-- Begin Input records --
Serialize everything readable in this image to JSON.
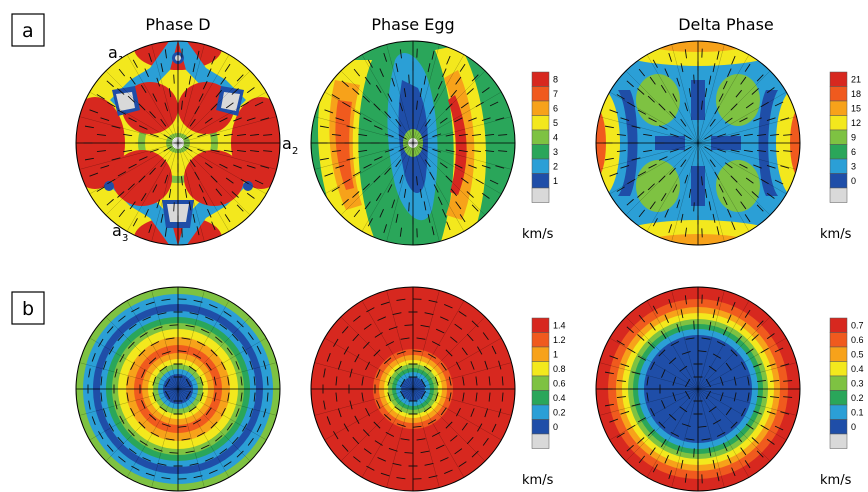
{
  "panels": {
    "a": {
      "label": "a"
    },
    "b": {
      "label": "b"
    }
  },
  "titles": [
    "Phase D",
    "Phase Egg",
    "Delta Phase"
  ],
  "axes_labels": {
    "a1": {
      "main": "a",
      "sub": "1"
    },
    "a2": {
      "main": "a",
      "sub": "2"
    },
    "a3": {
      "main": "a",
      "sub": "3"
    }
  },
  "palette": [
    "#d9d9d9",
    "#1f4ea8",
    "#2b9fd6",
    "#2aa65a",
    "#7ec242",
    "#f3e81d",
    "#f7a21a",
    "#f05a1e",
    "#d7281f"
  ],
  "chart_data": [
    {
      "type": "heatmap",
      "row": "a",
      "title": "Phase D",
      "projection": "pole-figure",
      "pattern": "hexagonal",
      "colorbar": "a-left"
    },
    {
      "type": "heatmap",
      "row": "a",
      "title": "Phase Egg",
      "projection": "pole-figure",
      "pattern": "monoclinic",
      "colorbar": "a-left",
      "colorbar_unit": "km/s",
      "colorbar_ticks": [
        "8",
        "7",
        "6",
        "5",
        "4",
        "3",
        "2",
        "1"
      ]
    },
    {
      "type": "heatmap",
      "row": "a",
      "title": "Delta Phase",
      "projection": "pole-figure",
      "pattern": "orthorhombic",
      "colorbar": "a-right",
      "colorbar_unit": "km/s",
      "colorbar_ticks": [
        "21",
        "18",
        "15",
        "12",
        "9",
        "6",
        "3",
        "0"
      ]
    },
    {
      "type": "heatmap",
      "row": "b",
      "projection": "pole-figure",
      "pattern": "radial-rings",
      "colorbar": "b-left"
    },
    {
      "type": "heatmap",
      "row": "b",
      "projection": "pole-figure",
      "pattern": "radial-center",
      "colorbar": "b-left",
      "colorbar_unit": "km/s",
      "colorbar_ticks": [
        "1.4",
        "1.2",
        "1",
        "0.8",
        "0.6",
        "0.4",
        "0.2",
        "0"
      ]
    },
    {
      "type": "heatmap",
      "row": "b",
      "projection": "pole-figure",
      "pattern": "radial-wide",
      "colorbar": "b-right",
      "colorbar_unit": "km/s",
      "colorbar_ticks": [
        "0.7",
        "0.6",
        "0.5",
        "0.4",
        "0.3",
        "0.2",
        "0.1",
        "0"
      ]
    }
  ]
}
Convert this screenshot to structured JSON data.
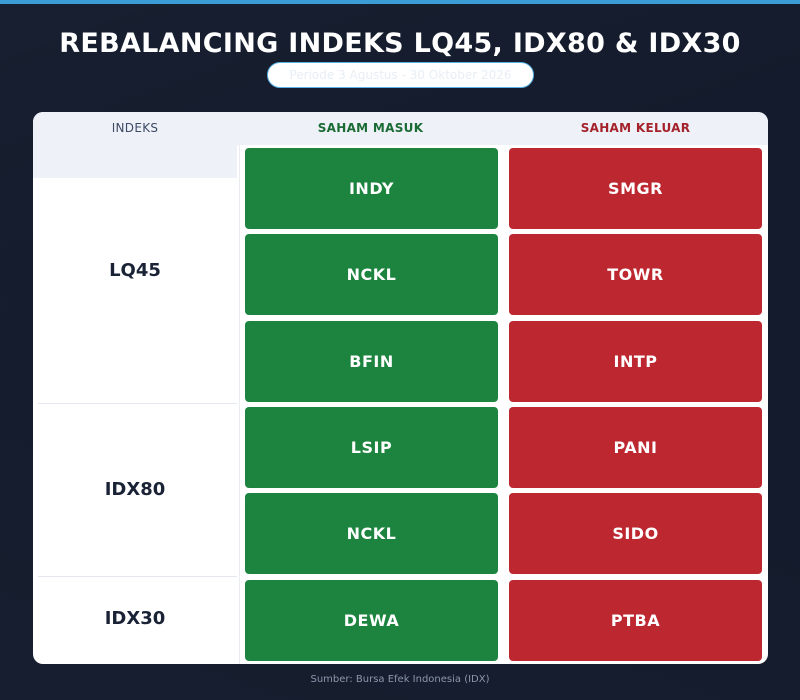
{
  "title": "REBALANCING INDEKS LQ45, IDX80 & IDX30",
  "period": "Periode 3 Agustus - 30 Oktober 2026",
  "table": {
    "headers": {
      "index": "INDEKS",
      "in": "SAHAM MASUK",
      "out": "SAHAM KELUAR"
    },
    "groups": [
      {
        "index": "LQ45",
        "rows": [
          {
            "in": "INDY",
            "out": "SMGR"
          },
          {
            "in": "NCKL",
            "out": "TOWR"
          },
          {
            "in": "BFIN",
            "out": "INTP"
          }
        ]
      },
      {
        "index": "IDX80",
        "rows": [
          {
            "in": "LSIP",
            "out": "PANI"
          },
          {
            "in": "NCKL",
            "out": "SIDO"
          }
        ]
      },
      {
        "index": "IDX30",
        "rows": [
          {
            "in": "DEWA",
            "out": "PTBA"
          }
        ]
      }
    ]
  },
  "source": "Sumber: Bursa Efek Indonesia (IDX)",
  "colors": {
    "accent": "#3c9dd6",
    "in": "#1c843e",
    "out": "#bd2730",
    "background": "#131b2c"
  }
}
-- End Input records --
• Do this: Copy out each record shown above without alteration, skipping any picture.

• Written reply:
Serialize everything readable in this image to JSON.
{
  "panels": {
    "a": {
      "label": "a"
    },
    "b": {
      "label": "b"
    }
  },
  "titles": [
    "Phase D",
    "Phase Egg",
    "Delta Phase"
  ],
  "axes_labels": {
    "a1": {
      "main": "a",
      "sub": "1"
    },
    "a2": {
      "main": "a",
      "sub": "2"
    },
    "a3": {
      "main": "a",
      "sub": "3"
    }
  },
  "palette": [
    "#d9d9d9",
    "#1f4ea8",
    "#2b9fd6",
    "#2aa65a",
    "#7ec242",
    "#f3e81d",
    "#f7a21a",
    "#f05a1e",
    "#d7281f"
  ],
  "chart_data": [
    {
      "type": "heatmap",
      "row": "a",
      "title": "Phase D",
      "projection": "pole-figure",
      "pattern": "hexagonal",
      "colorbar": "a-left"
    },
    {
      "type": "heatmap",
      "row": "a",
      "title": "Phase Egg",
      "projection": "pole-figure",
      "pattern": "monoclinic",
      "colorbar": "a-left",
      "colorbar_unit": "km/s",
      "colorbar_ticks": [
        "8",
        "7",
        "6",
        "5",
        "4",
        "3",
        "2",
        "1"
      ]
    },
    {
      "type": "heatmap",
      "row": "a",
      "title": "Delta Phase",
      "projection": "pole-figure",
      "pattern": "orthorhombic",
      "colorbar": "a-right",
      "colorbar_unit": "km/s",
      "colorbar_ticks": [
        "21",
        "18",
        "15",
        "12",
        "9",
        "6",
        "3",
        "0"
      ]
    },
    {
      "type": "heatmap",
      "row": "b",
      "projection": "pole-figure",
      "pattern": "radial-rings",
      "colorbar": "b-left"
    },
    {
      "type": "heatmap",
      "row": "b",
      "projection": "pole-figure",
      "pattern": "radial-center",
      "colorbar": "b-left",
      "colorbar_unit": "km/s",
      "colorbar_ticks": [
        "1.4",
        "1.2",
        "1",
        "0.8",
        "0.6",
        "0.4",
        "0.2",
        "0"
      ]
    },
    {
      "type": "heatmap",
      "row": "b",
      "projection": "pole-figure",
      "pattern": "radial-wide",
      "colorbar": "b-right",
      "colorbar_unit": "km/s",
      "colorbar_ticks": [
        "0.7",
        "0.6",
        "0.5",
        "0.4",
        "0.3",
        "0.2",
        "0.1",
        "0"
      ]
    }
  ]
}
Convert this screenshot to structured JSON data.
{
  "title": "REBALANCING INDEKS LQ45, IDX80 & IDX30",
  "period": "Periode 3 Agustus - 30 Oktober 2026",
  "table": {
    "headers": {
      "index": "INDEKS",
      "in": "SAHAM MASUK",
      "out": "SAHAM KELUAR"
    },
    "groups": [
      {
        "index": "LQ45",
        "rows": [
          {
            "in": "INDY",
            "out": "SMGR"
          },
          {
            "in": "NCKL",
            "out": "TOWR"
          },
          {
            "in": "BFIN",
            "out": "INTP"
          }
        ]
      },
      {
        "index": "IDX80",
        "rows": [
          {
            "in": "LSIP",
            "out": "PANI"
          },
          {
            "in": "NCKL",
            "out": "SIDO"
          }
        ]
      },
      {
        "index": "IDX30",
        "rows": [
          {
            "in": "DEWA",
            "out": "PTBA"
          }
        ]
      }
    ]
  },
  "source": "Sumber: Bursa Efek Indonesia (IDX)",
  "colors": {
    "accent": "#3c9dd6",
    "in": "#1c843e",
    "out": "#bd2730",
    "background": "#131b2c"
  }
}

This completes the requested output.